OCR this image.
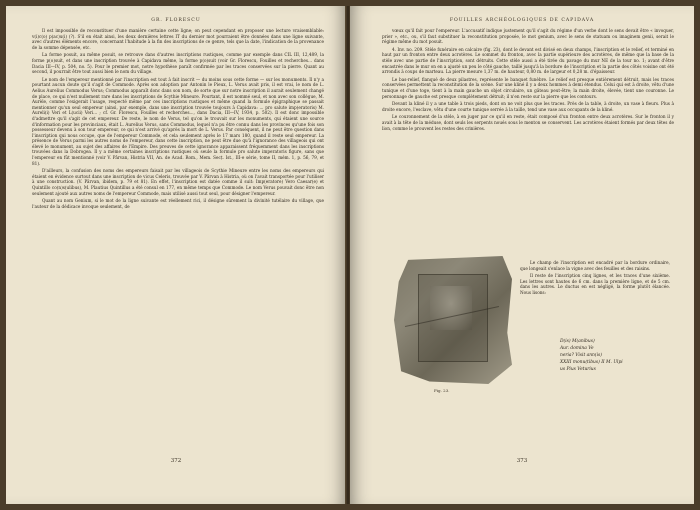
GR. FLORESCU

Il est impossible de reconstituer d'une manière certaine cette ligne; on peut cependant en proposer une lecture vraisemblable: v(i)c(o) p(ac)u(i) (?). S'il en était ainsi, les deux dernières lettres IT du dernier mot pourraient être données dans une ligne suivante, avec d'autres éléments encore, concernant l'habitude à la fin des inscriptions de ce genre, tels que la date, l'indication de la provenance de la somme dépensée, etc.

La forme posuit, au même posuit, se retrouve dans d'autres inscriptions rustiques, comme par exemple dans CIL III, 12,489, la forme p(o)suit, et dans une inscription trouvée à Capidava même, la forme p(o)suit (voir Gr. Florescu, Fouilles et recherches... dans Dacia III—IV, p. 504, no. 5). Pour le premier mot, notre hypothèse paraît confirmée par les traces conservées sur la pierre. Quant au second, il pourrait être tout aussi bien le nom du village.

Le nom de l'empereur mentionné par l'inscription est tout à fait inscrit — du moins sous cette forme — sur les monuments. Il n'y a pourtant aucun doute qu'il s'agit de Commode. Après son adoption par Antonin le Pieux, L. Verus avait pris, il est vrai, le nom de L. Aelius Aurelius Commodus Verus; Commodus apparaît donc dans son nom, de sorte que sur notre inscription il aurait seulement changé de place, ce qui n'est nullement rare dans les inscriptions de Scythie Mineure. Pourtant, il est nommé seul, et non avec son collègue, M. Aurèle, comme l'exigerait l'usage, respecté même par ces inscriptions rustiques et même quand la formule épigraphique se passait mentionner qu'un seul empereur (ainsi, par exemple, dans une inscription trouvée toujours à Capidava: ... pro salute imp(eratoris) M. Aureli(i) Veri et L(ucii) Veri... ; cf. Gr. Florescu, Fouilles et recherches..., dans Dacia, III—IV, 1934, p. 502). Il est donc impossible d'admettre qu'il s'agit de cet empereur. De reste, le nom de Verus, tel qu'on le trouvait sur les monuments, qui étaient une source d'information pour les provinciaux, était L. Aurelius Verus, sans Commodus, lequel n'a pu être connu dans les provinces qu'une fois son possesseur devenu à son tour empereur, ce qui n'est arrivé qu'après la mort de L. Verus. Par conséquent, il ne peut être question dans l'inscription qui nous occupe, que de l'empereur Commode, et cela seulement après le 17 mars 180, quand il reste seul empereur. La présence de Verus parmi les autres noms de l'empereur, dans cette inscription, ne peut être due qu'à l'ignorance des villageois qui ont élevé le monument, au sujet des affaires de l'Empire. Des preuves de cette ignorance apparaissent fréquemment dans les inscriptions trouvées dans la Dobrogea. Il y a même certaines inscriptions rustiques où seule la formule pro salute imperatoris figure, sans que l'empereur en fût mentionné (voir V. Pârvan, Histria VII, An. de Acad. Rom., Mem. Secț. Ist., III-e série, tome II, mém. 1, p. 56, 79, et 81).

D'ailleurs, la confusion des noms des empereurs faisait par les villageois de Scythie Mineure entre les noms des empereurs qui étaient en évidence surtout dans une inscription de vicus Celeris, trouvée par V. Pârvan à Histria, où on l'avait transportée pour l'utiliser à une construction. (V. Pârvan, ibidem, p. 79 et 81). En effet, l'inscription est datée comme il suit: Imp(eratore) Vero Caesar(e) et Quintillo co(n)s(ulibus), M. Plautius Quintillus a été consul en 177, en même temps que Commode. Le nom Verus pouvait donc être non seulement ajouté aux autres noms de l'empereur Commode, mais utilisé aussi tout seul, pour désigner l'empereur.

Quant au nom Genium, si le mot de la ligne suivante est réellement rici, il désigne sûrement la divinité tutélaire du village, que l'auteur de la dédicace invoque seulement, de

372
FOUILLES ARCHÉOLOGIQUES DE CAPIDAVA

vœux qu'il fait pour l'empereur. L'accusatif indique justement qu'il s'agit du régime d'un verbe dont le sens devait être « invoquer, prier », etc., ou, s'il faut substituer la reconstitution proposée, le mot genium, avec le sens de statuam ou imaginem genii, serait le régime même du mot posuit.

4. Inv. no. 209. Stèle funéraire en calcaire (fig. 23), dont le devant est divisé en deux champs, l'inscription et le relief, et terminé en haut par un fronton entre deux acrotères. Le sommet du fronton, avec la partie supérieure des acrotères, de même que la base de la stèle avec une partie de l'inscription, sont détruits. Cette stèle aussi a été tirée du pavage du mur NE de la tour no. 1; avant d'être encastrée dans le mur on en a ajusté un peu le côté gauche, taillé jusqu'à la bordure de l'inscription et la partie des côtés voisine ont été arrondis à coups de marteau. La pierre mesure 1,37 m. de hauteur, 0,80 m. de largeur et 0,28 m. d'épaisseur.

Le bas-relief, flanqué de deux pilastres, représente le banquet funèbre. Le relief est presque entièrement détruit, mais les traces conservées permettent la reconstitution de la scène. Sur une kliné il y a deux hommes à demi étendus. Celui qui est à droite, vêtu d'une tunique et d'une toge, tient à la main gauche un objet circulaire, un gâteau peut-être; la main droite, élevée, tient une couronne. Le personnage de gauche est presque complètement détruit; il n'en reste sur la pierre que les contours.

Devant la kliné il y a une table à trois pieds, dont on ne voit plus que les traces. Près de la table, à droite, un vase à fleurs. Plus à droite encore, l'esclave, vêtu d'une courte tunique serrée à la taille, tend une vase aux occupants de la kliné.

Le couronnement de la stèle, à en juger par ce qu'il en reste, était composé d'un fronton entre deux acrotères. Sur le fronton il y avait à la tête de la méduse, dont seuls les serpents noués sous le menton se conservent. Les acrotères étaient formés par deux têtes de lion, comme le prouvent les restes des crinières.

Fig. 23.

Le champ de l'inscription est encadré par la bordure ordinaire, que longeait s'enlace la vigne avec des feuilles et des raisins.

Il reste de l'inscription cinq lignes, et les traces d'une sixième. Les lettres sont hautes de 6 cm. dans la première ligne, et de 5 cm. dans les autres. Le ductus en est négligé, la forme plutôt élancée. Nous lisons:

D(is) M(anibus)
Aur. domina Ve
neria? Visit ann(is)
XXIII monu(tibus) II M. Ulpi
us Pius Veturius
373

^^^^^^^^

* [GOAL] Copy out each line of the entries that holds "deux".

* [WRITTEN SOLUTION]
Il est impossible de reconstituer d'une manière certaine cette ligne; on peut cependant en proposer une lecture vraisemblable: v(i)c(o) p(ac)u(i) (?). S'il en était ainsi, les deux dernières lettres IT du dernier mot pourraient être données dans une ligne suivante, avec d'autres éléments encore, concernant l'habitude à la fin des inscriptions de ce genre, tels que la date, l'indication de la provenance de la somme dépensée, etc.
4. Inv. no. 209. Stèle funéraire en calcaire (fig. 23), dont le devant est divisé en deux champs, l'inscription et le relief, et terminé en haut par un fronton entre deux acrotères. Le sommet du fronton, avec la partie supérieure des acrotères, de même que la base de la stèle avec une partie de l'inscription, sont détruits. Cette stèle aussi a été tirée du pavage du mur NE de la tour no. 1; avant d'être encastrée dans le mur on en a ajusté un peu le côté gauche, taillé jusqu'à la bordure de l'inscription et la partie des côtés voisine ont été arrondis à coups de marteau. La pierre mesure 1,37 m. de hauteur, 0,80 m. de largeur et 0,28 m. d'épaisseur.
Le bas-relief, flanqué de deux pilastres, représente le banquet funèbre. Le relief est presque entièrement détruit, mais les traces conservées permettent la reconstitution de la scène. Sur une kliné il y a deux hommes à demi étendus. Celui qui est à droite, vêtu d'une tunique et d'une toge, tient à la main gauche un objet circulaire, un gâteau peut-être; la main droite, élevée, tient une couronne. Le personnage de gauche est presque complètement détruit; il n'en reste sur la pierre que les contours.
Le couronnement de la stèle, à en juger par ce qu'il en reste, était composé d'un fronton entre deux acrotères. Sur le fronton il y avait à la tête de la méduse, dont seuls les serpents noués sous le menton se conservent. Les acrotères étaient formés par deux têtes de lion, comme le prouvent les restes des crinières.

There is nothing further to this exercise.